EXERCISE INSTRUCTIONS → Exactly reproduce each line of the listing that follows.
** START EXERCISE MATERIAL **
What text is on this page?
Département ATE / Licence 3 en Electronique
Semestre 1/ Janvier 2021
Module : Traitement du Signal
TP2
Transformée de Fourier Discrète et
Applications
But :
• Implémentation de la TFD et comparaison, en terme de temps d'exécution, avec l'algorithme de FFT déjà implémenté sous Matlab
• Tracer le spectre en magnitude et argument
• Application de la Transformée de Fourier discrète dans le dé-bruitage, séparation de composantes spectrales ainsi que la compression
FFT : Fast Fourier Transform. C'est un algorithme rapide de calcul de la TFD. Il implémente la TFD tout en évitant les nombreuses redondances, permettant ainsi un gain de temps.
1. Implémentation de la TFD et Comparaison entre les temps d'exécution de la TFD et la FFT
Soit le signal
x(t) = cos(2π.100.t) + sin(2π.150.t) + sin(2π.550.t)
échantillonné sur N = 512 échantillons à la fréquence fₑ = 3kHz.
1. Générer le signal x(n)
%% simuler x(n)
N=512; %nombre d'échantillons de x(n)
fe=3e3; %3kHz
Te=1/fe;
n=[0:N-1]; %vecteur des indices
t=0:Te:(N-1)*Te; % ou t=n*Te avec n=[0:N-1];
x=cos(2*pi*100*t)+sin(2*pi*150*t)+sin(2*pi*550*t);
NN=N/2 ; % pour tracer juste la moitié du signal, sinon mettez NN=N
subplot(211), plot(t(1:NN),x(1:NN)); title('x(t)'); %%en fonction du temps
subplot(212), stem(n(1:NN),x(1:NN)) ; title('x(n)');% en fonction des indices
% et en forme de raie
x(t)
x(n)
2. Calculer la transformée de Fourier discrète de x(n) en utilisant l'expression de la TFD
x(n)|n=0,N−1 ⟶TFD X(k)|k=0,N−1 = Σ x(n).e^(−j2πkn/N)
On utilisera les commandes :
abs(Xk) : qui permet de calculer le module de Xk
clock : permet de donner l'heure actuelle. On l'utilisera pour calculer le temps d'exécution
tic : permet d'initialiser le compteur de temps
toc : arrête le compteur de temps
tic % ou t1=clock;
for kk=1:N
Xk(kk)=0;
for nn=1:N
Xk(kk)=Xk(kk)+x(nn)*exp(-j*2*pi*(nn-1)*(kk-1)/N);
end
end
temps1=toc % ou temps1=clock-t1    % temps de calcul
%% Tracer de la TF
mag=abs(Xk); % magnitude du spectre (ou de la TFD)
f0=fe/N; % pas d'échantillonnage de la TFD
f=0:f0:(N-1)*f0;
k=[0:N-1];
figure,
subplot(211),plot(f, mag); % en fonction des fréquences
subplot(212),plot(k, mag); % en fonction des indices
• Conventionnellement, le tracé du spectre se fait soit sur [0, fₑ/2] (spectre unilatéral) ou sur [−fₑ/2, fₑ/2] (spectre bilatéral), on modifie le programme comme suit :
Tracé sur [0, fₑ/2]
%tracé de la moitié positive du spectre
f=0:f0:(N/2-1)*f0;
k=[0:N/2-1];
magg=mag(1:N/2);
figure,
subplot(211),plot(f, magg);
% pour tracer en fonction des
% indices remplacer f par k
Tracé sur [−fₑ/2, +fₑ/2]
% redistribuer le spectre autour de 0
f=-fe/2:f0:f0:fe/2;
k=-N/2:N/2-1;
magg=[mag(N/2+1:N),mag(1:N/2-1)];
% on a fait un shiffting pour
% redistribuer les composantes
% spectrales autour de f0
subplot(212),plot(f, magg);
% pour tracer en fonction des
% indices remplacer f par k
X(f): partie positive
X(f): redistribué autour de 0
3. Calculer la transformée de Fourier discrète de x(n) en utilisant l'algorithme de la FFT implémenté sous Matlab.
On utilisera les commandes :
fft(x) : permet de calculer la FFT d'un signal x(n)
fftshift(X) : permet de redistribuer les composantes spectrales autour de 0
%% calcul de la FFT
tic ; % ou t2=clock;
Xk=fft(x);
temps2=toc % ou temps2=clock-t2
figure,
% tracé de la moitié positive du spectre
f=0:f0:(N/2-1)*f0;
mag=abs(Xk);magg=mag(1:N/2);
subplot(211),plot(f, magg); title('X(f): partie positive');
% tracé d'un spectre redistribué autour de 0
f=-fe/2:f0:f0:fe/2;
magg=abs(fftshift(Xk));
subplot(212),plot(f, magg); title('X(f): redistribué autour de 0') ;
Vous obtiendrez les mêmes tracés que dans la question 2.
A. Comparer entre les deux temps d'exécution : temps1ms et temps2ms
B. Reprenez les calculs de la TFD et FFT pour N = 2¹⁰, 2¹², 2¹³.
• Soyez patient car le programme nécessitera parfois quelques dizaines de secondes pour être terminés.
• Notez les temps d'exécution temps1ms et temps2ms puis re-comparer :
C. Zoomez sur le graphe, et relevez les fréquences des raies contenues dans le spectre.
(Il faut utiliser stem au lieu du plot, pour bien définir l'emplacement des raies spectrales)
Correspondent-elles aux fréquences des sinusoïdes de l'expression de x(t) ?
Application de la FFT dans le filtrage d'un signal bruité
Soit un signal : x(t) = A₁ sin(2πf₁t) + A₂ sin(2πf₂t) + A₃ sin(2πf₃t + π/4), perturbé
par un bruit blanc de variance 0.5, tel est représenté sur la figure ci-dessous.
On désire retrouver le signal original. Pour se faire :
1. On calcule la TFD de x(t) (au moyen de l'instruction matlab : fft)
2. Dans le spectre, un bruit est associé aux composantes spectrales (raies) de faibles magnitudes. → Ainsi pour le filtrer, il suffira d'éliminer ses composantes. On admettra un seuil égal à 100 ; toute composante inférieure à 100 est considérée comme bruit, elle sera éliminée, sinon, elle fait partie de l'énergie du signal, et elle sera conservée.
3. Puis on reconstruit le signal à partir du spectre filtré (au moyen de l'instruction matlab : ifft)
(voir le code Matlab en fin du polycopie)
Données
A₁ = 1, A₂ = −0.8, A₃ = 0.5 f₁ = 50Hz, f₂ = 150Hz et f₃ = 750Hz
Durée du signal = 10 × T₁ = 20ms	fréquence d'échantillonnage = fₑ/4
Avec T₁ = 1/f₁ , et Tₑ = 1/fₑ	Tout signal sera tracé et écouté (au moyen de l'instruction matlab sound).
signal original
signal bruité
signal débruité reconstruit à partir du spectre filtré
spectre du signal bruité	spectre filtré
** END EXERCISE MATERIAL **
OUTPUT →
What text is on this page?
Département ATE / Licence 3 en Electronique
Semestre 1/ Janvier 2021
Module : Traitement du Signal
TP2
Transformée de Fourier Discrète et
Applications
But :
• Implémentation de la TFD et comparaison, en terme de temps d'exécution, avec l'algorithme de FFT déjà implémenté sous Matlab
• Tracer le spectre en magnitude et argument
• Application de la Transformée de Fourier discrète dans le dé-bruitage, séparation de composantes spectrales ainsi que la compression
FFT : Fast Fourier Transform. C'est un algorithme rapide de calcul de la TFD. Il implémente la TFD tout en évitant les nombreuses redondances, permettant ainsi un gain de temps.
1. Implémentation de la TFD et Comparaison entre les temps d'exécution de la TFD et la FFT
Soit le signal
x(t) = cos(2π.100.t) + sin(2π.150.t) + sin(2π.550.t)
échantillonné sur N = 512 échantillons à la fréquence fₑ = 3kHz.
1. Générer le signal x(n)
%% simuler x(n)
N=512; %nombre d'échantillons de x(n)
fe=3e3; %3kHz
Te=1/fe;
n=[0:N-1]; %vecteur des indices
t=0:Te:(N-1)*Te; % ou t=n*Te avec n=[0:N-1];
x=cos(2*pi*100*t)+sin(2*pi*150*t)+sin(2*pi*550*t);
NN=N/2 ; % pour tracer juste la moitié du signal, sinon mettez NN=N
subplot(211), plot(t(1:NN),x(1:NN)); title('x(t)'); %%en fonction du temps
subplot(212), stem(n(1:NN),x(1:NN)) ; title('x(n)');% en fonction des indices
% et en forme de raie
x(t)
x(n)
2. Calculer la transformée de Fourier discrète de x(n) en utilisant l'expression de la TFD
x(n)|n=0,N−1 ⟶TFD X(k)|k=0,N−1 = Σ x(n).e^(−j2πkn/N)
On utilisera les commandes :
abs(Xk) : qui permet de calculer le module de Xk
clock : permet de donner l'heure actuelle. On l'utilisera pour calculer le temps d'exécution
tic : permet d'initialiser le compteur de temps
toc : arrête le compteur de temps
tic % ou t1=clock;
for kk=1:N
Xk(kk)=0;
for nn=1:N
Xk(kk)=Xk(kk)+x(nn)*exp(-j*2*pi*(nn-1)*(kk-1)/N);
end
end
temps1=toc % ou temps1=clock-t1    % temps de calcul
%% Tracer de la TF
mag=abs(Xk); % magnitude du spectre (ou de la TFD)
f0=fe/N; % pas d'échantillonnage de la TFD
f=0:f0:(N-1)*f0;
k=[0:N-1];
figure,
subplot(211),plot(f, mag); % en fonction des fréquences
subplot(212),plot(k, mag); % en fonction des indices
• Conventionnellement, le tracé du spectre se fait soit sur [0, fₑ/2] (spectre unilatéral) ou sur [−fₑ/2, fₑ/2] (spectre bilatéral), on modifie le programme comme suit :
Tracé sur [0, fₑ/2]
%tracé de la moitié positive du spectre
f=0:f0:(N/2-1)*f0;
k=[0:N/2-1];
magg=mag(1:N/2);
figure,
subplot(211),plot(f, magg);
% pour tracer en fonction des
% indices remplacer f par k
Tracé sur [−fₑ/2, +fₑ/2]
% redistribuer le spectre autour de 0
f=-fe/2:f0:f0:fe/2;
k=-N/2:N/2-1;
magg=[mag(N/2+1:N),mag(1:N/2-1)];
% on a fait un shiffting pour
% redistribuer les composantes
% spectrales autour de f0
subplot(212),plot(f, magg);
% pour tracer en fonction des
% indices remplacer f par k
X(f): partie positive
X(f): redistribué autour de 0
3. Calculer la transformée de Fourier discrète de x(n) en utilisant l'algorithme de la FFT implémenté sous Matlab.
On utilisera les commandes :
fft(x) : permet de calculer la FFT d'un signal x(n)
fftshift(X) : permet de redistribuer les composantes spectrales autour de 0
%% calcul de la FFT
tic ; % ou t2=clock;
Xk=fft(x);
temps2=toc % ou temps2=clock-t2
figure,
% tracé de la moitié positive du spectre
f=0:f0:(N/2-1)*f0;
mag=abs(Xk);magg=mag(1:N/2);
subplot(211),plot(f, magg); title('X(f): partie positive');
% tracé d'un spectre redistribué autour de 0
f=-fe/2:f0:f0:fe/2;
magg=abs(fftshift(Xk));
subplot(212),plot(f, magg); title('X(f): redistribué autour de 0') ;
Vous obtiendrez les mêmes tracés que dans la question 2.
A. Comparer entre les deux temps d'exécution : temps1ms et temps2ms
B. Reprenez les calculs de la TFD et FFT pour N = 2¹⁰, 2¹², 2¹³.
• Soyez patient car le programme nécessitera parfois quelques dizaines de secondes pour être terminés.
• Notez les temps d'exécution temps1ms et temps2ms puis re-comparer :
C. Zoomez sur le graphe, et relevez les fréquences des raies contenues dans le spectre.
(Il faut utiliser stem au lieu du plot, pour bien définir l'emplacement des raies spectrales)
Correspondent-elles aux fréquences des sinusoïdes de l'expression de x(t) ?
Application de la FFT dans le filtrage d'un signal bruité
Soit un signal : x(t) = A₁ sin(2πf₁t) + A₂ sin(2πf₂t) + A₃ sin(2πf₃t + π/4), perturbé
par un bruit blanc de variance 0.5, tel est représenté sur la figure ci-dessous.
On désire retrouver le signal original. Pour se faire :
1. On calcule la TFD de x(t) (au moyen de l'instruction matlab : fft)
2. Dans le spectre, un bruit est associé aux composantes spectrales (raies) de faibles magnitudes. → Ainsi pour le filtrer, il suffira d'éliminer ses composantes. On admettra un seuil égal à 100 ; toute composante inférieure à 100 est considérée comme bruit, elle sera éliminée, sinon, elle fait partie de l'énergie du signal, et elle sera conservée.
3. Puis on reconstruit le signal à partir du spectre filtré (au moyen de l'instruction matlab : ifft)
(voir le code Matlab en fin du polycopie)
Données
A₁ = 1, A₂ = −0.8, A₃ = 0.5 f₁ = 50Hz, f₂ = 150Hz et f₃ = 750Hz
Durée du signal = 10 × T₁ = 20ms	fréquence d'échantillonnage = fₑ/4
Avec T₁ = 1/f₁ , et Tₑ = 1/fₑ	Tout signal sera tracé et écouté (au moyen de l'instruction matlab sound).
signal original
signal bruité
signal débruité reconstruit à partir du spectre filtré
spectre du signal bruité	spectre filtré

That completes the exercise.